(Extracted data entries)
**********

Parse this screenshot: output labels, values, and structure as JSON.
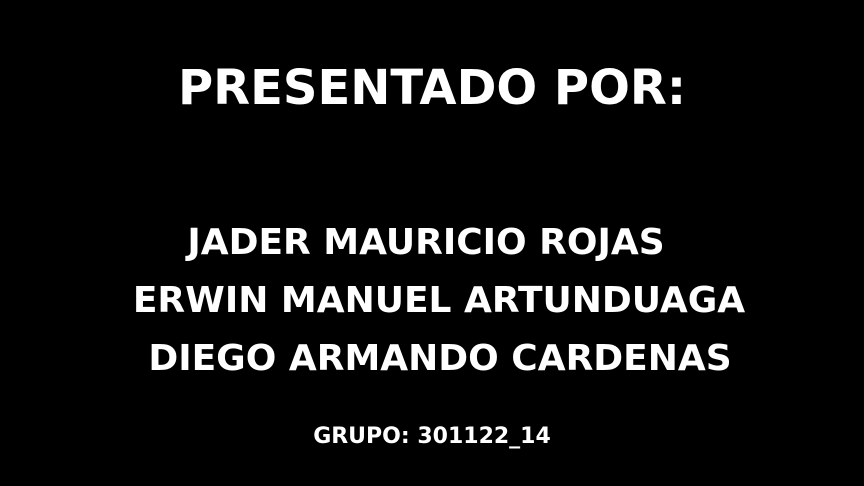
{
  "slide": {
    "background_color": "#000000",
    "text_color": "#ffffff",
    "title": "PRESENTADO POR:",
    "names": [
      "JADER MAURICIO ROJAS",
      "ERWIN MANUEL ARTUNDUAGA",
      "DIEGO ARMANDO CARDENAS"
    ],
    "group": "GRUPO: 301122_14"
  }
}
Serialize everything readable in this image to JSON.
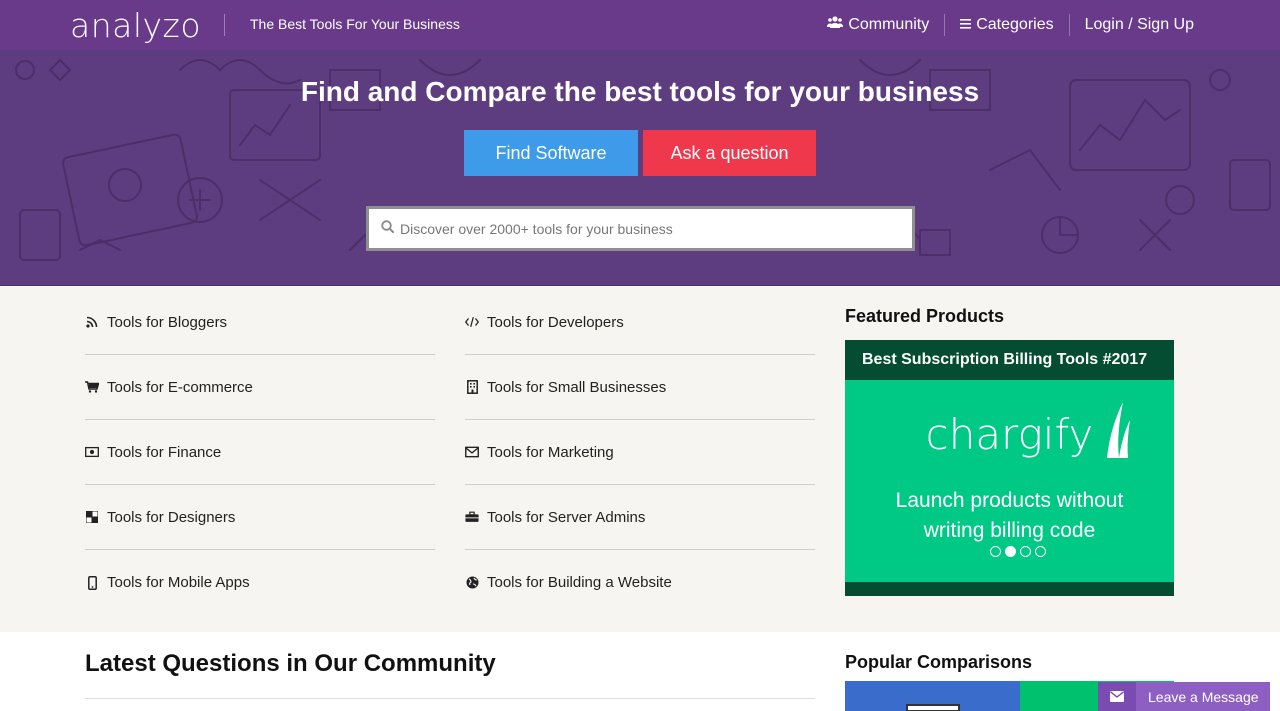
{
  "header": {
    "logo": "analyzo",
    "tagline": "The Best Tools For Your Business",
    "nav": [
      {
        "label": "Community",
        "icon": "users-icon"
      },
      {
        "label": "Categories",
        "icon": "menu-icon"
      },
      {
        "label": "Login / Sign Up"
      }
    ]
  },
  "hero": {
    "title": "Find and Compare the best tools for your business",
    "find_button": "Find Software",
    "ask_button": "Ask a question",
    "search_placeholder": "Discover over 2000+ tools for your business"
  },
  "categories": {
    "left": [
      {
        "label": "Tools for Bloggers",
        "icon": "rss-icon"
      },
      {
        "label": "Tools for E-commerce",
        "icon": "cart-icon"
      },
      {
        "label": "Tools for Finance",
        "icon": "money-icon"
      },
      {
        "label": "Tools for Designers",
        "icon": "palette-icon"
      },
      {
        "label": "Tools for Mobile Apps",
        "icon": "mobile-icon"
      }
    ],
    "right": [
      {
        "label": "Tools for Developers",
        "icon": "code-icon"
      },
      {
        "label": "Tools for Small Businesses",
        "icon": "building-icon"
      },
      {
        "label": "Tools for Marketing",
        "icon": "envelope-icon"
      },
      {
        "label": "Tools for Server Admins",
        "icon": "briefcase-icon"
      },
      {
        "label": "Tools for Building a Website",
        "icon": "globe-icon"
      }
    ]
  },
  "featured": {
    "title": "Featured Products",
    "card_heading": "Best Subscription Billing Tools #2017",
    "brand": "chargify",
    "tagline": "Launch products without writing billing code",
    "slide_count": 4,
    "active_slide": 2
  },
  "community": {
    "title": "Latest Questions in Our Community"
  },
  "comparisons": {
    "title": "Popular Comparisons"
  },
  "chat": {
    "label": "Leave a Message"
  },
  "colors": {
    "header_bg": "#6a3a8a",
    "hero_bg": "#5e3c80",
    "find_button": "#3d9be9",
    "ask_button": "#f0384c",
    "featured_green": "#00c885",
    "featured_dark": "#044d33",
    "chat_bg": "#8d5fc2"
  }
}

**********

Return all the lines that contain the string "JSON".

Parse this screenshot: output labels, values, and structure as JSON.
Serialize everything readable in this image to JSON.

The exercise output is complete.